:: Exercise brief ::
Report every line below that holds the word "doctor".

:: Data shown ::
------------------------------------------------------------------------
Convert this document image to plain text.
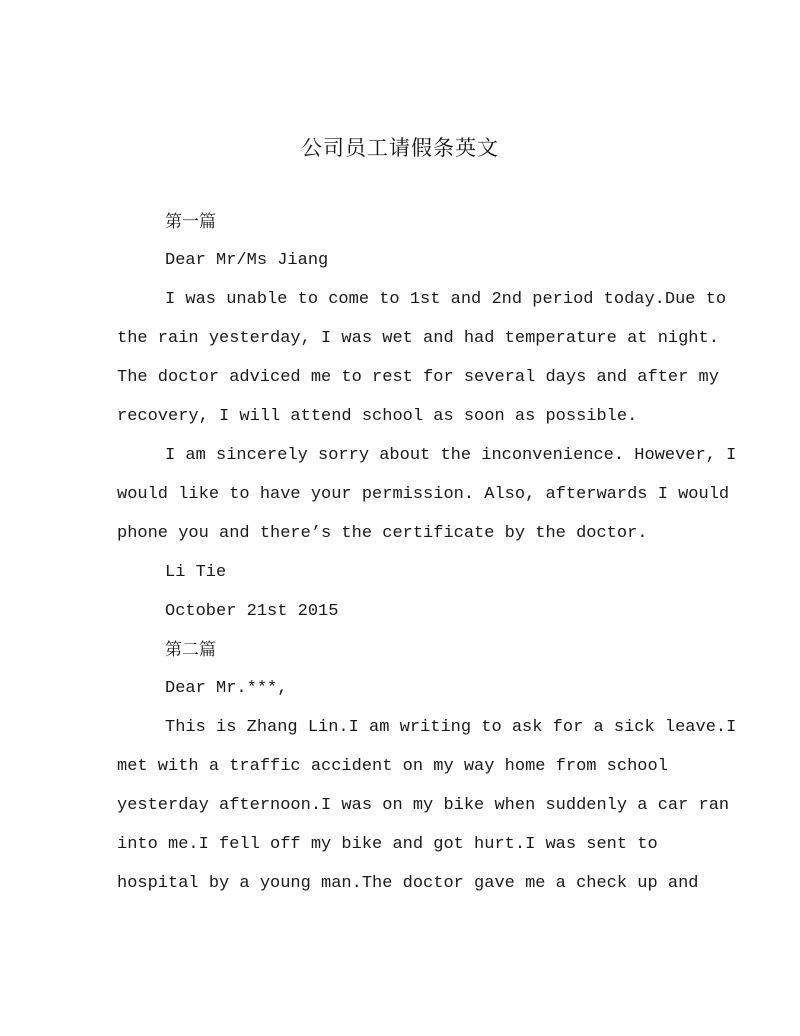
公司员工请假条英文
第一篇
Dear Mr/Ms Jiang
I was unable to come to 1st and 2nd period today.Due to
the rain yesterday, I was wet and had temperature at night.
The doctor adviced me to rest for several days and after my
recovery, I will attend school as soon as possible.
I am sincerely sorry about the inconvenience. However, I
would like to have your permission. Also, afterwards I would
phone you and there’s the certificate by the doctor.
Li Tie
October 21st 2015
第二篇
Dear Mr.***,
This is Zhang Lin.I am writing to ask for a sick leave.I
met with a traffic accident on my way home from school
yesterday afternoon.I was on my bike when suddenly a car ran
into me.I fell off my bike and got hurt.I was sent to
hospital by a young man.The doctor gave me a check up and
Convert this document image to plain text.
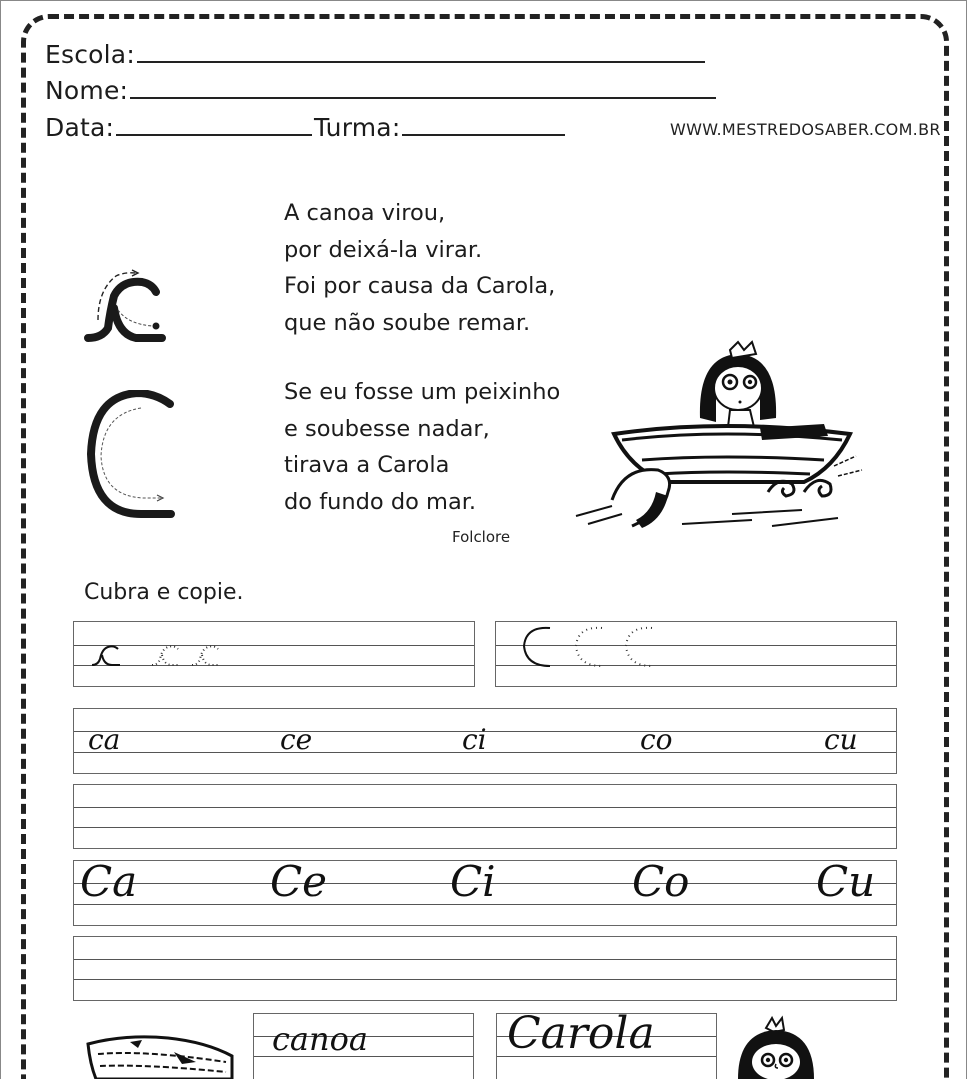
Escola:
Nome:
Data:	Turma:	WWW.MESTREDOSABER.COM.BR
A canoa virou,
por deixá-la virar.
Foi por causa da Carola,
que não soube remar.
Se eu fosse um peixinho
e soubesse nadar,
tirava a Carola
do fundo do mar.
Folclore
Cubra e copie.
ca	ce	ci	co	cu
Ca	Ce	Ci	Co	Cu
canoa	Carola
------------------------------------------------------------------------
:: Result ::
The doctor adviced me to rest for several days and after my
phone you and there’s the certificate by the doctor.
hospital by a young man.The doctor gave me a check up and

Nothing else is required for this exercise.